— start GIVEN ENTRIES —

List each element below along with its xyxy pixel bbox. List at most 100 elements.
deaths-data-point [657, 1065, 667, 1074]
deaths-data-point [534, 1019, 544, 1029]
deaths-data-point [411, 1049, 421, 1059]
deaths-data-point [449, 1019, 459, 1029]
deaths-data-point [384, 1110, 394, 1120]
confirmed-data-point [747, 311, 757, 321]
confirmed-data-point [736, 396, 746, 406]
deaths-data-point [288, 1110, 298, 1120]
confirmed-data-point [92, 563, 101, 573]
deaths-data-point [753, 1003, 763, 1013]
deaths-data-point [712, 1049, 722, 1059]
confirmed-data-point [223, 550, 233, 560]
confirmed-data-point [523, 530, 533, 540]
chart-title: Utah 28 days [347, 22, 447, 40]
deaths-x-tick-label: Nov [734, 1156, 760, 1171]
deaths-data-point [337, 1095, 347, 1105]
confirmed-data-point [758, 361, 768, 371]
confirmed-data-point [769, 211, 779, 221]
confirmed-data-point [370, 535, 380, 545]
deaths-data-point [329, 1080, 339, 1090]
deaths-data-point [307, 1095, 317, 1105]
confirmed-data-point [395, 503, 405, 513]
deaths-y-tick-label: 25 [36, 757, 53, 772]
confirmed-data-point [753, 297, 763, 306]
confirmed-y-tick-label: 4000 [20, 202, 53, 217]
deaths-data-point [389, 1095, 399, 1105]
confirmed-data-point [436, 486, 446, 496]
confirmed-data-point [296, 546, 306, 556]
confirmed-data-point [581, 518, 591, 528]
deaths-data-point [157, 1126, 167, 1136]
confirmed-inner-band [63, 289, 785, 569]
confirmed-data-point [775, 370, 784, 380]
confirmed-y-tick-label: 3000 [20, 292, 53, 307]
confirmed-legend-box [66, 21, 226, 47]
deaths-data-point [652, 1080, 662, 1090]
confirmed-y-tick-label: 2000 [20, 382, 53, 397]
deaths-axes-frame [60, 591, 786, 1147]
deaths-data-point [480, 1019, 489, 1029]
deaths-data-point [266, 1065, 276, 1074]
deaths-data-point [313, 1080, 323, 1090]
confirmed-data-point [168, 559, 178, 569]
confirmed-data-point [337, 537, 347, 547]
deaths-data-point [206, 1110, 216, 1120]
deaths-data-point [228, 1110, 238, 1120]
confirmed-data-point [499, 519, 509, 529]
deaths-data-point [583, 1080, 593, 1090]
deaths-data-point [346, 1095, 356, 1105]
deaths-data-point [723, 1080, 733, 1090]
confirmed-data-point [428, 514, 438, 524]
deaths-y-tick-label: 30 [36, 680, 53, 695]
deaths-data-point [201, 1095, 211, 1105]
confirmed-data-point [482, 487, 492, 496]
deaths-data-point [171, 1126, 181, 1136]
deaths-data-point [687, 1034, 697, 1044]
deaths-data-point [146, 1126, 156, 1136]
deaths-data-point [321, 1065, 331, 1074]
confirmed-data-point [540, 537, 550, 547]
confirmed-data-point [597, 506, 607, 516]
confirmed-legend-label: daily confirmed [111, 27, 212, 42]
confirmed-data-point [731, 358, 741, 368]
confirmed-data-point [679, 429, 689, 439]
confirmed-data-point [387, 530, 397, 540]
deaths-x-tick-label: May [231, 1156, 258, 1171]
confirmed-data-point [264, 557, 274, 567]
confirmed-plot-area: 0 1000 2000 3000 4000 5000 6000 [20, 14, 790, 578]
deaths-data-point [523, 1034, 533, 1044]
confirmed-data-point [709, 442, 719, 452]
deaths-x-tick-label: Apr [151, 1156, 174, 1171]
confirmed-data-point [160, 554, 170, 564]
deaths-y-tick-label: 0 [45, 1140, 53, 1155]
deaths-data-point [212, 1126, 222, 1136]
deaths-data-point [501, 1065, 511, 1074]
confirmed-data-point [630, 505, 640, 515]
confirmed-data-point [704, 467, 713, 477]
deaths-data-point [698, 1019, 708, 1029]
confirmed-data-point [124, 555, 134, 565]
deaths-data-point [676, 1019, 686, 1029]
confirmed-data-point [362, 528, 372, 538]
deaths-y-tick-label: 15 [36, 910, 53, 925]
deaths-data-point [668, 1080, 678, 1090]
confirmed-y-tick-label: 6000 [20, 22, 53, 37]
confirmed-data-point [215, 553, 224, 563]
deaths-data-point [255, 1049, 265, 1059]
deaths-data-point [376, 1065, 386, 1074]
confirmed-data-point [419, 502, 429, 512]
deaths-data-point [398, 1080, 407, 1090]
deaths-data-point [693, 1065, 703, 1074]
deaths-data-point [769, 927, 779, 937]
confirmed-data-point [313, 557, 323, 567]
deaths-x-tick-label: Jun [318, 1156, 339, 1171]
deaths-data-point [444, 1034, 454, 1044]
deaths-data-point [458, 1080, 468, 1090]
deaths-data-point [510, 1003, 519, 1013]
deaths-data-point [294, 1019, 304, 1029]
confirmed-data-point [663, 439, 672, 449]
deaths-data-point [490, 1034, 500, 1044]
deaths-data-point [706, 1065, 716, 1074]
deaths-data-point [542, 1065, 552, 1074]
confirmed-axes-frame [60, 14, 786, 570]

— end GIVEN ENTRIES —

• TASK REQUIREMENTS
Find each line in the records that contains the string "axes" and copy those lines, treating uppercase and lowercase as different.

• COMPLETED TASK
deaths-axes-frame [60, 591, 786, 1147]
confirmed-axes-frame [60, 14, 786, 570]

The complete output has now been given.